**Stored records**
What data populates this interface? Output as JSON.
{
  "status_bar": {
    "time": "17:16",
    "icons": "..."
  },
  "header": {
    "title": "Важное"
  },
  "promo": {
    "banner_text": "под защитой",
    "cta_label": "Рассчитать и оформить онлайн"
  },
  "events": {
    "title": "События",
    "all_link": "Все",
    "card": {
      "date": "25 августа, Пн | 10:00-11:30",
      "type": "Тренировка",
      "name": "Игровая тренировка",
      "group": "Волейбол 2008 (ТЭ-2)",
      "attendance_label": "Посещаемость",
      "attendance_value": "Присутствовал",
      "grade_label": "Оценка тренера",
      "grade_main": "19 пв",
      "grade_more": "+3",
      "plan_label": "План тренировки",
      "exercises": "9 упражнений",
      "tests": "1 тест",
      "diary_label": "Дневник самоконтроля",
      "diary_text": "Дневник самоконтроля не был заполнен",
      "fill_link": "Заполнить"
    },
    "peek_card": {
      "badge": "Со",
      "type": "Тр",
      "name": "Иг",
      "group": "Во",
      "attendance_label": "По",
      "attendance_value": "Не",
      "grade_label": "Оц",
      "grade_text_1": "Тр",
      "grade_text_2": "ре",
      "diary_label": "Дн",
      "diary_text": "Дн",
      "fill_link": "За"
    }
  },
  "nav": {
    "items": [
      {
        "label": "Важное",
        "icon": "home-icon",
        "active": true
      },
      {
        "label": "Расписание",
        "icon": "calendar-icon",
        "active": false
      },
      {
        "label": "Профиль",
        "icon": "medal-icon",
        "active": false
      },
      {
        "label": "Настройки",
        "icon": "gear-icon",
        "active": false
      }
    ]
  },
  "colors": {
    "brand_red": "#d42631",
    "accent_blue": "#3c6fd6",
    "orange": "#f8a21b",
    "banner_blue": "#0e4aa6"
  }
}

**WHAT THE TASK REQUIRES**
All of the data needs to be printed once more, exactly.

**EXERCISE OUTPUT**
What data populates this interface? Output as JSON.
{
  "status_bar": {
    "time": "17:16",
    "icons": "..."
  },
  "header": {
    "title": "Важное"
  },
  "promo": {
    "banner_text": "под защитой",
    "cta_label": "Рассчитать и оформить онлайн"
  },
  "events": {
    "title": "События",
    "all_link": "Все",
    "card": {
      "date": "25 августа, Пн | 10:00-11:30",
      "type": "Тренировка",
      "name": "Игровая тренировка",
      "group": "Волейбол 2008 (ТЭ-2)",
      "attendance_label": "Посещаемость",
      "attendance_value": "Присутствовал",
      "grade_label": "Оценка тренера",
      "grade_main": "19 пв",
      "grade_more": "+3",
      "plan_label": "План тренировки",
      "exercises": "9 упражнений",
      "tests": "1 тест",
      "diary_label": "Дневник самоконтроля",
      "diary_text": "Дневник самоконтроля не был заполнен",
      "fill_link": "Заполнить"
    },
    "peek_card": {
      "badge": "Со",
      "type": "Тр",
      "name": "Иг",
      "group": "Во",
      "attendance_label": "По",
      "attendance_value": "Не",
      "grade_label": "Оц",
      "grade_text_1": "Тр",
      "grade_text_2": "ре",
      "diary_label": "Дн",
      "diary_text": "Дн",
      "fill_link": "За"
    }
  },
  "nav": {
    "items": [
      {
        "label": "Важное",
        "icon": "home-icon",
        "active": true
      },
      {
        "label": "Расписание",
        "icon": "calendar-icon",
        "active": false
      },
      {
        "label": "Профиль",
        "icon": "medal-icon",
        "active": false
      },
      {
        "label": "Настройки",
        "icon": "gear-icon",
        "active": false
      }
    ]
  },
  "colors": {
    "brand_red": "#d42631",
    "accent_blue": "#3c6fd6",
    "orange": "#f8a21b",
    "banner_blue": "#0e4aa6"
  }
}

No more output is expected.